→ **DIRECTIVE**:
Print the listing below exactly.
··· EXCERPTED DATA ···
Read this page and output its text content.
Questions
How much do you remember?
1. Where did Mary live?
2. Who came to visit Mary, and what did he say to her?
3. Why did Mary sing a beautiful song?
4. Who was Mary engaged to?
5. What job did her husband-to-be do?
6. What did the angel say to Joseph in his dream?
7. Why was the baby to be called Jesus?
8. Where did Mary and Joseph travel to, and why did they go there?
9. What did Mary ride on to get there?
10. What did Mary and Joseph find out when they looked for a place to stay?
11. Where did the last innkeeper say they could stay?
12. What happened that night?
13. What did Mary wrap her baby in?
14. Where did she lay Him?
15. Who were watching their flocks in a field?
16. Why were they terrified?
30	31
···
→ **ANSWER TO THE TASK**:
Read this page and output its text content.
Questions
How much do you remember?
1. Where did Mary live?
2. Who came to visit Mary, and what did he say to her?
3. Why did Mary sing a beautiful song?
4. Who was Mary engaged to?
5. What job did her husband-to-be do?
6. What did the angel say to Joseph in his dream?
7. Why was the baby to be called Jesus?
8. Where did Mary and Joseph travel to, and why did they go there?
9. What did Mary ride on to get there?
10. What did Mary and Joseph find out when they looked for a place to stay?
11. Where did the last innkeeper say they could stay?
12. What happened that night?
13. What did Mary wrap her baby in?
14. Where did she lay Him?
15. Who were watching their flocks in a field?
16. Why were they terrified?
30	31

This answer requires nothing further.